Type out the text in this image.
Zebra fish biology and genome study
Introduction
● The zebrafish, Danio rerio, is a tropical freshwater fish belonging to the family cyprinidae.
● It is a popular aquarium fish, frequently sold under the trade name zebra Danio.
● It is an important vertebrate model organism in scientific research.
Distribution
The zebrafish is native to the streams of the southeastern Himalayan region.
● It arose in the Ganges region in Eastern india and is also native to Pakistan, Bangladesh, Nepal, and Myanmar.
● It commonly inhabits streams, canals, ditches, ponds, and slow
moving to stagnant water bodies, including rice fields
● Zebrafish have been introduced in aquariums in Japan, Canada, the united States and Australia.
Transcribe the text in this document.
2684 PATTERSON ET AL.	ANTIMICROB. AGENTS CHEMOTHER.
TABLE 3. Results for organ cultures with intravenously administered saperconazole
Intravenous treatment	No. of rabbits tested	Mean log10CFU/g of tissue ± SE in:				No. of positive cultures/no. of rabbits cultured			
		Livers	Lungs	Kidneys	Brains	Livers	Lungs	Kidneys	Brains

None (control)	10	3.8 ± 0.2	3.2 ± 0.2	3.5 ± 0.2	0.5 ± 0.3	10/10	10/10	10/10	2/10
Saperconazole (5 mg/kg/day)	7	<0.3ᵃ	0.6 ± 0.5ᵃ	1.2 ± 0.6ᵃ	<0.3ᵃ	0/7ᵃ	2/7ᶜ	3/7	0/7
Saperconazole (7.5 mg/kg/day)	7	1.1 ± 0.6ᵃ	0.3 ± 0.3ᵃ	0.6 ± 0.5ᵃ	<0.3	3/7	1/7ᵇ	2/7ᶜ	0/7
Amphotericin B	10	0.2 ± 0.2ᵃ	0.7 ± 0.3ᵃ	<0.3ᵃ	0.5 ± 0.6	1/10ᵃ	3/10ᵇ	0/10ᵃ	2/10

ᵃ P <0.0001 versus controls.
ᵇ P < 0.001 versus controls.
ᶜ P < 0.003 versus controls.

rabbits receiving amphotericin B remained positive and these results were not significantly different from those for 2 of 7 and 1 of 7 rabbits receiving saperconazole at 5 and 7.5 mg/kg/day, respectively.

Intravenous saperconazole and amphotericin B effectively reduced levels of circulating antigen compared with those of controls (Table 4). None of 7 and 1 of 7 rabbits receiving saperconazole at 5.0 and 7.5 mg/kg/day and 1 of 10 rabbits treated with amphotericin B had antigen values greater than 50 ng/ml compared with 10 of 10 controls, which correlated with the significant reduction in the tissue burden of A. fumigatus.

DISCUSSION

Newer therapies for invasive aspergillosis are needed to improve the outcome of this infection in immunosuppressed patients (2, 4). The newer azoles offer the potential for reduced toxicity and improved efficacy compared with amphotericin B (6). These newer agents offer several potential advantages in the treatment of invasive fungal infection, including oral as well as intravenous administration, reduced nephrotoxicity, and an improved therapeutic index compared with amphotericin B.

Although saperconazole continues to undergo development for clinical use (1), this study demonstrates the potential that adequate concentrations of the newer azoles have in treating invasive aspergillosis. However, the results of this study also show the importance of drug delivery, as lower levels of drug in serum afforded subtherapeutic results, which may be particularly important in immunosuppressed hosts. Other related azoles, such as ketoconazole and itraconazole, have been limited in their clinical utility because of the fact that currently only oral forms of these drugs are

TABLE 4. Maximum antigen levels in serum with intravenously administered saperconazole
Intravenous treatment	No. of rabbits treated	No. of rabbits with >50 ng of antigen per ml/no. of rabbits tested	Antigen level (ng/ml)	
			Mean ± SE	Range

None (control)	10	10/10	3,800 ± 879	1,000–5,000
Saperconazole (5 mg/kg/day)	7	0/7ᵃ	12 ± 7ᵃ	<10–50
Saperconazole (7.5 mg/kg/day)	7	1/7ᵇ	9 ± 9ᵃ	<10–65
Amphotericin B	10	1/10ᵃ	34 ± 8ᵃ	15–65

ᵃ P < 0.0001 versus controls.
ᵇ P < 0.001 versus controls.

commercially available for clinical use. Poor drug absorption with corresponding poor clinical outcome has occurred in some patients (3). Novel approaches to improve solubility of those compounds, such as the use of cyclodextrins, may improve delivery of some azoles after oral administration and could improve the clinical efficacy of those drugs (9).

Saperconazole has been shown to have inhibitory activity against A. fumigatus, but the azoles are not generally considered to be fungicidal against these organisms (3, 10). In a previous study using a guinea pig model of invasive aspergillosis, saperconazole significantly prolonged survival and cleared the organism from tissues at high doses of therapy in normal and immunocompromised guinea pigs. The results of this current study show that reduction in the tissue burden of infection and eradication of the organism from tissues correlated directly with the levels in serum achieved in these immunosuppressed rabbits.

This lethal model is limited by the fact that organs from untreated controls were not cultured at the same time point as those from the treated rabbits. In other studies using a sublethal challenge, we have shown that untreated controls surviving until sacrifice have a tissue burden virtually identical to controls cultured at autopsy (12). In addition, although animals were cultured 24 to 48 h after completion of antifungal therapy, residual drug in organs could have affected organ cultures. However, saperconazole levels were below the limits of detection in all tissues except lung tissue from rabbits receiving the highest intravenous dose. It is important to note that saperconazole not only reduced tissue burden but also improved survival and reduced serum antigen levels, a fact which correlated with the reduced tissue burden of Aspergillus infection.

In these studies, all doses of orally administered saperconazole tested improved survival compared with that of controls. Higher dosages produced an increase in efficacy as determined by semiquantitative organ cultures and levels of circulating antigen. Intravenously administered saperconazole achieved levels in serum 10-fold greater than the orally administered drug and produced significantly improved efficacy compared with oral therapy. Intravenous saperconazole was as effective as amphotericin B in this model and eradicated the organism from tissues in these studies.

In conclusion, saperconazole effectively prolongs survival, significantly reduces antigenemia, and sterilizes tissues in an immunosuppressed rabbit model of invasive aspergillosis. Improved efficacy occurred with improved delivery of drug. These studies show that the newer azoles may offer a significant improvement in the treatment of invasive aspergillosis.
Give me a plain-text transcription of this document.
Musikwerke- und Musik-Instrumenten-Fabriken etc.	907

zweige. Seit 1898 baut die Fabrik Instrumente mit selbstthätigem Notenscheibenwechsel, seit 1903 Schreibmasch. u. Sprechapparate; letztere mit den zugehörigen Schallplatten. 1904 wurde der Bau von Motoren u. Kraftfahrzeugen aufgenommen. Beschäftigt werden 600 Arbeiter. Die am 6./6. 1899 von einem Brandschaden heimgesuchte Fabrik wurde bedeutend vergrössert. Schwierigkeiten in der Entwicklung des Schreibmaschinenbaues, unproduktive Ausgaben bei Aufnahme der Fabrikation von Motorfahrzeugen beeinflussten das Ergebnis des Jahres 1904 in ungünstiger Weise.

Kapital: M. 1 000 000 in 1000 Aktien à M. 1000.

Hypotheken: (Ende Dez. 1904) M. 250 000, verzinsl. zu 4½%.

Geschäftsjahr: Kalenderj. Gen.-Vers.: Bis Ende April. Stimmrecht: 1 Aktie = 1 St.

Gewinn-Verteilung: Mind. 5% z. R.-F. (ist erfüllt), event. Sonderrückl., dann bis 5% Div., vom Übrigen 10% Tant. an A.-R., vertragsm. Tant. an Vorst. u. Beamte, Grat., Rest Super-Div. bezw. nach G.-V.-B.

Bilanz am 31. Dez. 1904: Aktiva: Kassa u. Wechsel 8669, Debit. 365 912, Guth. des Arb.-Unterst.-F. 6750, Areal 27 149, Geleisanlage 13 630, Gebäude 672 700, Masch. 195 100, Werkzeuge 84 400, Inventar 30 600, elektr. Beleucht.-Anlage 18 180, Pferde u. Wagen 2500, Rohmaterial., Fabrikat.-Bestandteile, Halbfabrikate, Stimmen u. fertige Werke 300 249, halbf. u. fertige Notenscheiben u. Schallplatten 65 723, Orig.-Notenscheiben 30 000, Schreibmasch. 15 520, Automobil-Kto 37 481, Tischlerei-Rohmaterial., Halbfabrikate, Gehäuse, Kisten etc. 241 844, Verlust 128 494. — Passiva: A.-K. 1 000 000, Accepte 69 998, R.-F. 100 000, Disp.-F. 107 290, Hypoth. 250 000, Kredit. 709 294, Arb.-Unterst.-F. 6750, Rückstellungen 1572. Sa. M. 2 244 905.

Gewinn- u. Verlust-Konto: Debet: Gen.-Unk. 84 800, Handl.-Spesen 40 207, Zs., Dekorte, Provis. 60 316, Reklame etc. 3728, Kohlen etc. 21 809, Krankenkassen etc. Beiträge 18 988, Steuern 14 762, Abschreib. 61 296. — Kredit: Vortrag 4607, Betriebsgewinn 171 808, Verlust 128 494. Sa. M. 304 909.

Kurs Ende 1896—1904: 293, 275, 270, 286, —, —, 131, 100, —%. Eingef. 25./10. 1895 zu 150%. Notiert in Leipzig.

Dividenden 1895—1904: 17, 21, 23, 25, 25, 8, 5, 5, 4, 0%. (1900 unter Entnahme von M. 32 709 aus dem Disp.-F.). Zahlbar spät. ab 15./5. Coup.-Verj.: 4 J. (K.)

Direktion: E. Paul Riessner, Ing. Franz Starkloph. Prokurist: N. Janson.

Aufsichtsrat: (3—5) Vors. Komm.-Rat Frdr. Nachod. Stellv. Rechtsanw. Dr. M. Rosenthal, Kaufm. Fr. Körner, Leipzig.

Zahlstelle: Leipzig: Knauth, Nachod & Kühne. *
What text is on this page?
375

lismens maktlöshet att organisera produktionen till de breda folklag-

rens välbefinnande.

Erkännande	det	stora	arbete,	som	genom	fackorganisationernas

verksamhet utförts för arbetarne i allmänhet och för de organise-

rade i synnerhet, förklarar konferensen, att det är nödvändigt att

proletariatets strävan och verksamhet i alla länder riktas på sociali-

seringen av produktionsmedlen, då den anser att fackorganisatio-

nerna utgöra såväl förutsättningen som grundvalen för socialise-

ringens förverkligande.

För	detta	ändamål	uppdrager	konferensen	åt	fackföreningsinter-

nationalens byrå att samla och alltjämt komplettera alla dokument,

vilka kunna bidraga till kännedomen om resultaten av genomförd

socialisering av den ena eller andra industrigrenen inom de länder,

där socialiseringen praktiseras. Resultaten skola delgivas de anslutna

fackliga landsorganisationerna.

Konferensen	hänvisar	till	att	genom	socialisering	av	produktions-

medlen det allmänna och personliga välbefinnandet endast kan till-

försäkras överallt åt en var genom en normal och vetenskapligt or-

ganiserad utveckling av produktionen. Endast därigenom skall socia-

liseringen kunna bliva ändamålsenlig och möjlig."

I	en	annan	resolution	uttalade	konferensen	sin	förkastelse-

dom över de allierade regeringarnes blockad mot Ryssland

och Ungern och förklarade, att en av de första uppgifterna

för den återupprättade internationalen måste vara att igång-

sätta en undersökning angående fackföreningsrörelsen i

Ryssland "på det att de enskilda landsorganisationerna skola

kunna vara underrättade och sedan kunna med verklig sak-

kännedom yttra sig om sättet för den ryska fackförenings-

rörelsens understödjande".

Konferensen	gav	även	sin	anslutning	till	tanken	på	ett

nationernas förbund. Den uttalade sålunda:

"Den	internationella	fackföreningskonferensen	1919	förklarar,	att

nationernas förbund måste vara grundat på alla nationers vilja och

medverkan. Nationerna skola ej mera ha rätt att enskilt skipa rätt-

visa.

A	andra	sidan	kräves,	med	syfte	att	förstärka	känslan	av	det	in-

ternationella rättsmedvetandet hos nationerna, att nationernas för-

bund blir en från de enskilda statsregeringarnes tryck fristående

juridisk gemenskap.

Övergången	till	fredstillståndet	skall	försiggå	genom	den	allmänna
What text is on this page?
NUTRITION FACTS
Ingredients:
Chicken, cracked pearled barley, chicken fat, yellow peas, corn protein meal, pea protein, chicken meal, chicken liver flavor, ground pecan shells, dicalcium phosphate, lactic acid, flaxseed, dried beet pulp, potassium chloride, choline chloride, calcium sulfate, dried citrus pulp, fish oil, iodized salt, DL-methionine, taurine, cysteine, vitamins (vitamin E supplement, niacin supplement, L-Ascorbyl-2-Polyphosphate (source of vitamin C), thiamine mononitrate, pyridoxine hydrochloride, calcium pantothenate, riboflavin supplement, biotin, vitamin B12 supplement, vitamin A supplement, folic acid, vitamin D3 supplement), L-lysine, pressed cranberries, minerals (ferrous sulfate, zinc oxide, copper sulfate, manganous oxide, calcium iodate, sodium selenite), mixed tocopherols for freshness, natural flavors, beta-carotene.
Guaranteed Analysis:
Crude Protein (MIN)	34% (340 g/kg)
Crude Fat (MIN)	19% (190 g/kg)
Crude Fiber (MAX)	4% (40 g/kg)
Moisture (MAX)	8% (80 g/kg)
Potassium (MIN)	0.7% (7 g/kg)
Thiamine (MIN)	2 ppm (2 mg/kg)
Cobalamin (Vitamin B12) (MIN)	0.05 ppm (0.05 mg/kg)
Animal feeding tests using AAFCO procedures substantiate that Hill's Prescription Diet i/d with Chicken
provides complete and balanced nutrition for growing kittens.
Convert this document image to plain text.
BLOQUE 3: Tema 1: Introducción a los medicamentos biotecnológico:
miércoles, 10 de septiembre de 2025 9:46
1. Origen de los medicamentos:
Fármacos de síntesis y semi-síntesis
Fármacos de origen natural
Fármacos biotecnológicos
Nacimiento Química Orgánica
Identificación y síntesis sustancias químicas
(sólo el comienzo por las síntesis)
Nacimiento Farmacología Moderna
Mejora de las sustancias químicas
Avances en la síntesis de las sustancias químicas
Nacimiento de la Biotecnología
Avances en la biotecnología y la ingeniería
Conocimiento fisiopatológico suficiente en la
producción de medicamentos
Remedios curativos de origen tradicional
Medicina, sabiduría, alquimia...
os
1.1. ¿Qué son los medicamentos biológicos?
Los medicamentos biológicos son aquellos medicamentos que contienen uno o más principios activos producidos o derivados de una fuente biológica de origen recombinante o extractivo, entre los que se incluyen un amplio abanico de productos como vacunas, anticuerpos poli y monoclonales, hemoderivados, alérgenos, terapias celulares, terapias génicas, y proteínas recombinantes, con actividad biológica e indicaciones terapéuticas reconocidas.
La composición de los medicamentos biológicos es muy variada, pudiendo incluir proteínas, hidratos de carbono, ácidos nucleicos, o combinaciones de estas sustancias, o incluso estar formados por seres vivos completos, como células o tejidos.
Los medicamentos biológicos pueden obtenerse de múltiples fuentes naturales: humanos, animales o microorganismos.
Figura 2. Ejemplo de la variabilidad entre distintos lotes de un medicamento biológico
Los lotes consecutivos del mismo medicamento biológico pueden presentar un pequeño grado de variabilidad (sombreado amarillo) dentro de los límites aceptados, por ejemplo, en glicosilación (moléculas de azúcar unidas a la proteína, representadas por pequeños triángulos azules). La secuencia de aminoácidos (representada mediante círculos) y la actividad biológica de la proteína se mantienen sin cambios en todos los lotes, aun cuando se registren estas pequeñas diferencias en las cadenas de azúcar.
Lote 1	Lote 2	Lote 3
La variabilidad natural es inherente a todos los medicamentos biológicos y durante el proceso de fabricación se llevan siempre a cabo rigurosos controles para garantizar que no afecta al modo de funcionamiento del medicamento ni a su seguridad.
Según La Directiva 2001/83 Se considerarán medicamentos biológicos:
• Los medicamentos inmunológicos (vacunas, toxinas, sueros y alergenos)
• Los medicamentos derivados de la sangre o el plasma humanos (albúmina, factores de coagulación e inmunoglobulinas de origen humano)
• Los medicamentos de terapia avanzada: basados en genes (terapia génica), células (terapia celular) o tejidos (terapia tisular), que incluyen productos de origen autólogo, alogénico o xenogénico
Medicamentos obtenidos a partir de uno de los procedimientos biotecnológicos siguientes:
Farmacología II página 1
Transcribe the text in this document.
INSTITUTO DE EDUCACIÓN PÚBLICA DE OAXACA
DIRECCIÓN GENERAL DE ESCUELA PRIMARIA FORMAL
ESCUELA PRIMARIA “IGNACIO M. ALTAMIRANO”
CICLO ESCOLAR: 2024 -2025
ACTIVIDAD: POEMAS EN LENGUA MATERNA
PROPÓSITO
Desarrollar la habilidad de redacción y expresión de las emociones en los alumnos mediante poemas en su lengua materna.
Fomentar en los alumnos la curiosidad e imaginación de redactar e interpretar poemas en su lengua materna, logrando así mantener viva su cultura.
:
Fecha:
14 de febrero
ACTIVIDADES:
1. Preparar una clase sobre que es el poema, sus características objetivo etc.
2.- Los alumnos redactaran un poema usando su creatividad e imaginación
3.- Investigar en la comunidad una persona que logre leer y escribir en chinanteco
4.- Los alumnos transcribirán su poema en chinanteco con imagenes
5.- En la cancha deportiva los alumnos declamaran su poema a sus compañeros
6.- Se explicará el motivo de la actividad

What needs to be done:
List all lines above in which the string "síntesis" appears.

Task result:
Fármacos de síntesis y semi-síntesis
Identificación y síntesis sustancias químicas
(sólo el comienzo por las síntesis)
Avances en la síntesis de las sustancias químicas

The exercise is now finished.